- **GIVEN INSTRUCTION**: Tally every line of the material that includes "rarely", then give the tally and nothing else.

- **RECORDS FOR THE EXERCISE**:
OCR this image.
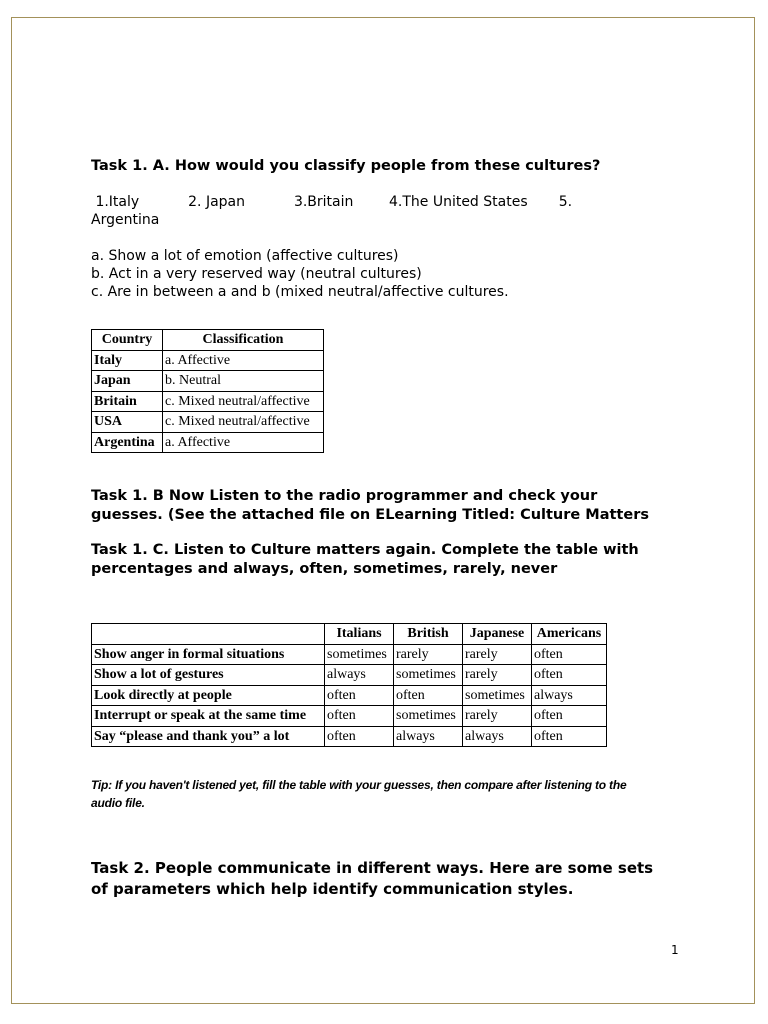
Task 1. A. How would you classify people from these cultures?

1.Italy           2. Japan           3.Britain        4.The United States       5.

Argentina

a. Show a lot of emotion (affective cultures)

b. Act in a very reserved way (neutral cultures)

c. Are in between a and b (mixed neutral/affective cultures.

Country	Classification
Italy	a. Affective
Japan	b. Neutral
Britain	c. Mixed neutral/affective
USA	c. Mixed neutral/affective
Argentina	a. Affective

Task 1. B Now Listen to the radio programmer and check your

guesses. (See the attached file on ELearning Titled: Culture Matters

Task 1. C. Listen to Culture matters again. Complete the table with

percentages and always, often, sometimes, rarely, never

	Italians	British	Japanese	Americans
Show anger in formal situations	sometimes	rarely	rarely	often
Show a lot of gestures	always	sometimes	rarely	often
Look directly at people	often	often	sometimes	always
Interrupt or speak at the same time	often	sometimes	rarely	often
Say “please and thank you” a lot	often	always	always	often

Tip: If you haven't listened yet, fill the table with your guesses, then compare after listening to the

audio file.

Task 2. People communicate in different ways. Here are some sets

of parameters which help identify communication styles.

1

- **ANSWER TO THIS TASK**: 4